Description of the task
Transcribe all records below exactly, without images.

Dataset extract

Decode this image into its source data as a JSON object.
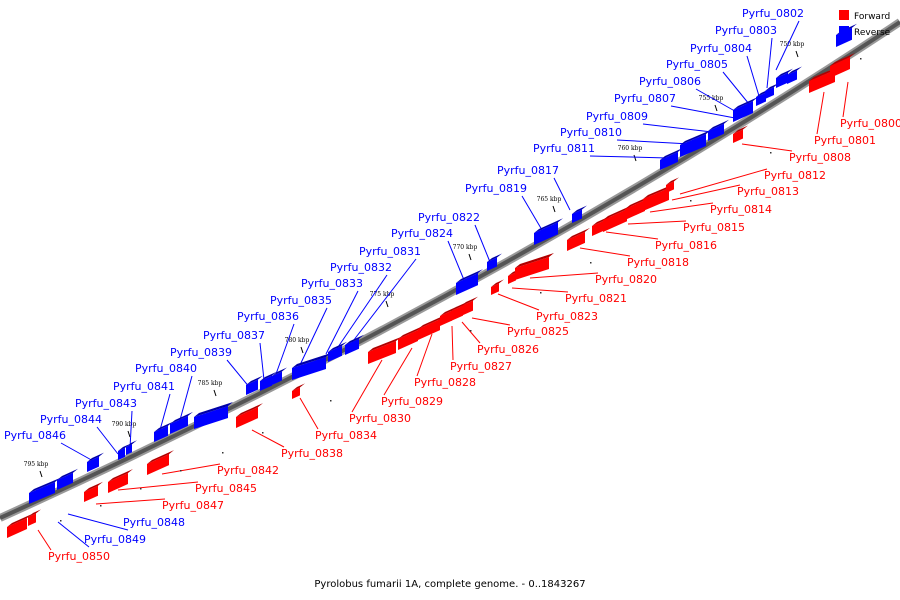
{
  "caption": "Pyrolobus fumarii 1A, complete genome. - 0..1843267",
  "legend": [
    {
      "label": "Forward",
      "color": "#ff0000"
    },
    {
      "label": "Reverse",
      "color": "#0000ff"
    }
  ],
  "colors": {
    "forward": "#ff0000",
    "forward_dark": "#b00000",
    "reverse": "#0000ff",
    "reverse_dark": "#0000a8",
    "backbone": "#555555"
  },
  "ticks": [
    "750 kbp",
    "755 kbp",
    "760 kbp",
    "765 kbp",
    "770 kbp",
    "775 kbp",
    "780 kbp",
    "785 kbp",
    "790 kbp",
    "795 kbp"
  ],
  "reverse_genes": [
    "Pyrfu_0802",
    "Pyrfu_0803",
    "Pyrfu_0804",
    "Pyrfu_0805",
    "Pyrfu_0806",
    "Pyrfu_0807",
    "Pyrfu_0809",
    "Pyrfu_0810",
    "Pyrfu_0811",
    "Pyrfu_0817",
    "Pyrfu_0819",
    "Pyrfu_0822",
    "Pyrfu_0824",
    "Pyrfu_0831",
    "Pyrfu_0832",
    "Pyrfu_0833",
    "Pyrfu_0835",
    "Pyrfu_0836",
    "Pyrfu_0837",
    "Pyrfu_0839",
    "Pyrfu_0840",
    "Pyrfu_0841",
    "Pyrfu_0843",
    "Pyrfu_0844",
    "Pyrfu_0846",
    "Pyrfu_0848",
    "Pyrfu_0849"
  ],
  "forward_genes": [
    "Pyrfu_0800",
    "Pyrfu_0801",
    "Pyrfu_0808",
    "Pyrfu_0812",
    "Pyrfu_0813",
    "Pyrfu_0814",
    "Pyrfu_0815",
    "Pyrfu_0816",
    "Pyrfu_0818",
    "Pyrfu_0820",
    "Pyrfu_0821",
    "Pyrfu_0823",
    "Pyrfu_0825",
    "Pyrfu_0826",
    "Pyrfu_0827",
    "Pyrfu_0828",
    "Pyrfu_0829",
    "Pyrfu_0830",
    "Pyrfu_0834",
    "Pyrfu_0838",
    "Pyrfu_0842",
    "Pyrfu_0845",
    "Pyrfu_0847",
    "Pyrfu_0850"
  ]
}
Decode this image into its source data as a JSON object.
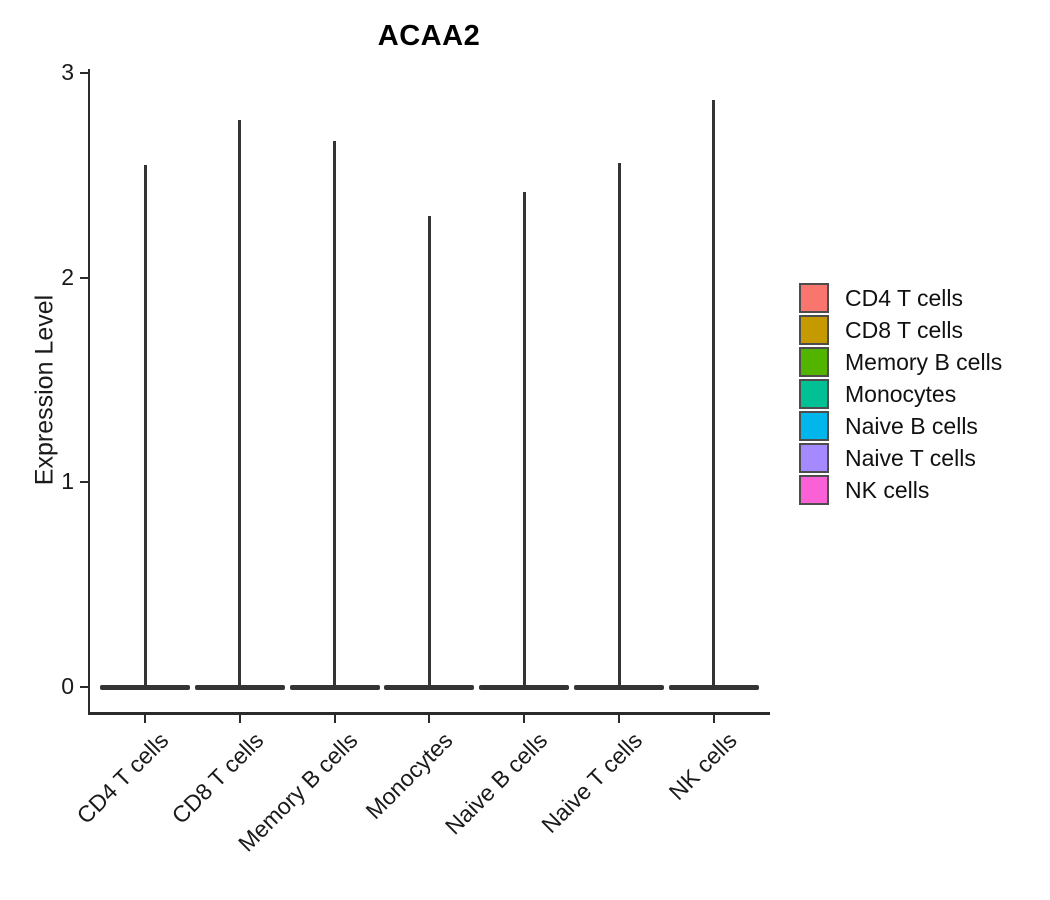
{
  "figure": {
    "title": "ACAA2"
  },
  "axes": {
    "y_label": "Expression Level",
    "y_tick_labels": [
      "0",
      "1",
      "2",
      "3"
    ]
  },
  "legend": {
    "items": [
      {
        "label": "CD4 T cells",
        "color": "#F8766D"
      },
      {
        "label": "CD8 T cells",
        "color": "#C49A00"
      },
      {
        "label": "Memory B cells",
        "color": "#53B400"
      },
      {
        "label": "Monocytes",
        "color": "#00C094"
      },
      {
        "label": "Naive B cells",
        "color": "#00B6EB"
      },
      {
        "label": "Naive T cells",
        "color": "#A58AFF"
      },
      {
        "label": "NK cells",
        "color": "#FB61D7"
      }
    ]
  },
  "chart_data": {
    "type": "violin",
    "title": "ACAA2",
    "ylabel": "Expression Level",
    "ylim": [
      0,
      3
    ],
    "y_ticks": [
      0,
      1,
      2,
      3
    ],
    "categories": [
      "CD4 T cells",
      "CD8 T cells",
      "Memory B cells",
      "Monocytes",
      "Naive B cells",
      "Naive T cells",
      "NK cells"
    ],
    "series": [
      {
        "name": "CD4 T cells",
        "color": "#F8766D",
        "max": 2.55,
        "median": 0,
        "density_peak": 0
      },
      {
        "name": "CD8 T cells",
        "color": "#C49A00",
        "max": 2.77,
        "median": 0,
        "density_peak": 0
      },
      {
        "name": "Memory B cells",
        "color": "#53B400",
        "max": 2.67,
        "median": 0,
        "density_peak": 0
      },
      {
        "name": "Monocytes",
        "color": "#00C094",
        "max": 2.3,
        "median": 0,
        "density_peak": 0
      },
      {
        "name": "Naive B cells",
        "color": "#00B6EB",
        "max": 2.42,
        "median": 0,
        "density_peak": 0
      },
      {
        "name": "Naive T cells",
        "color": "#A58AFF",
        "max": 2.56,
        "median": 0,
        "density_peak": 0
      },
      {
        "name": "NK cells",
        "color": "#FB61D7",
        "max": 2.87,
        "median": 0,
        "density_peak": 0
      }
    ],
    "shape_note": "density mass concentrated at 0 with a thin tail rising to max",
    "legend_position": "right",
    "grid": false
  },
  "colors": {
    "background": "#ffffff",
    "axis": "#2b2b2b",
    "violin_outline": "#343434",
    "text": "#1a1a1a"
  }
}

Task output
Decode this image into its source data as a JSON object.
{
  "caption": "Pyrolobus fumarii 1A, complete genome. - 0..1843267",
  "legend": [
    {
      "label": "Forward",
      "color": "#ff0000"
    },
    {
      "label": "Reverse",
      "color": "#0000ff"
    }
  ],
  "colors": {
    "forward": "#ff0000",
    "forward_dark": "#b00000",
    "reverse": "#0000ff",
    "reverse_dark": "#0000a8",
    "backbone": "#555555"
  },
  "ticks": [
    "750 kbp",
    "755 kbp",
    "760 kbp",
    "765 kbp",
    "770 kbp",
    "775 kbp",
    "780 kbp",
    "785 kbp",
    "790 kbp",
    "795 kbp"
  ],
  "reverse_genes": [
    "Pyrfu_0802",
    "Pyrfu_0803",
    "Pyrfu_0804",
    "Pyrfu_0805",
    "Pyrfu_0806",
    "Pyrfu_0807",
    "Pyrfu_0809",
    "Pyrfu_0810",
    "Pyrfu_0811",
    "Pyrfu_0817",
    "Pyrfu_0819",
    "Pyrfu_0822",
    "Pyrfu_0824",
    "Pyrfu_0831",
    "Pyrfu_0832",
    "Pyrfu_0833",
    "Pyrfu_0835",
    "Pyrfu_0836",
    "Pyrfu_0837",
    "Pyrfu_0839",
    "Pyrfu_0840",
    "Pyrfu_0841",
    "Pyrfu_0843",
    "Pyrfu_0844",
    "Pyrfu_0846",
    "Pyrfu_0848",
    "Pyrfu_0849"
  ],
  "forward_genes": [
    "Pyrfu_0800",
    "Pyrfu_0801",
    "Pyrfu_0808",
    "Pyrfu_0812",
    "Pyrfu_0813",
    "Pyrfu_0814",
    "Pyrfu_0815",
    "Pyrfu_0816",
    "Pyrfu_0818",
    "Pyrfu_0820",
    "Pyrfu_0821",
    "Pyrfu_0823",
    "Pyrfu_0825",
    "Pyrfu_0826",
    "Pyrfu_0827",
    "Pyrfu_0828",
    "Pyrfu_0829",
    "Pyrfu_0830",
    "Pyrfu_0834",
    "Pyrfu_0838",
    "Pyrfu_0842",
    "Pyrfu_0845",
    "Pyrfu_0847",
    "Pyrfu_0850"
  ]
}
Decode this image into its source data as a JSON object.
{
  "figure": {
    "title": "ACAA2"
  },
  "axes": {
    "y_label": "Expression Level",
    "y_tick_labels": [
      "0",
      "1",
      "2",
      "3"
    ]
  },
  "legend": {
    "items": [
      {
        "label": "CD4 T cells",
        "color": "#F8766D"
      },
      {
        "label": "CD8 T cells",
        "color": "#C49A00"
      },
      {
        "label": "Memory B cells",
        "color": "#53B400"
      },
      {
        "label": "Monocytes",
        "color": "#00C094"
      },
      {
        "label": "Naive B cells",
        "color": "#00B6EB"
      },
      {
        "label": "Naive T cells",
        "color": "#A58AFF"
      },
      {
        "label": "NK cells",
        "color": "#FB61D7"
      }
    ]
  },
  "chart_data": {
    "type": "violin",
    "title": "ACAA2",
    "ylabel": "Expression Level",
    "ylim": [
      0,
      3
    ],
    "y_ticks": [
      0,
      1,
      2,
      3
    ],
    "categories": [
      "CD4 T cells",
      "CD8 T cells",
      "Memory B cells",
      "Monocytes",
      "Naive B cells",
      "Naive T cells",
      "NK cells"
    ],
    "series": [
      {
        "name": "CD4 T cells",
        "color": "#F8766D",
        "max": 2.55,
        "median": 0,
        "density_peak": 0
      },
      {
        "name": "CD8 T cells",
        "color": "#C49A00",
        "max": 2.77,
        "median": 0,
        "density_peak": 0
      },
      {
        "name": "Memory B cells",
        "color": "#53B400",
        "max": 2.67,
        "median": 0,
        "density_peak": 0
      },
      {
        "name": "Monocytes",
        "color": "#00C094",
        "max": 2.3,
        "median": 0,
        "density_peak": 0
      },
      {
        "name": "Naive B cells",
        "color": "#00B6EB",
        "max": 2.42,
        "median": 0,
        "density_peak": 0
      },
      {
        "name": "Naive T cells",
        "color": "#A58AFF",
        "max": 2.56,
        "median": 0,
        "density_peak": 0
      },
      {
        "name": "NK cells",
        "color": "#FB61D7",
        "max": 2.87,
        "median": 0,
        "density_peak": 0
      }
    ],
    "shape_note": "density mass concentrated at 0 with a thin tail rising to max",
    "legend_position": "right",
    "grid": false
  },
  "colors": {
    "background": "#ffffff",
    "axis": "#2b2b2b",
    "violin_outline": "#343434",
    "text": "#1a1a1a"
  }
}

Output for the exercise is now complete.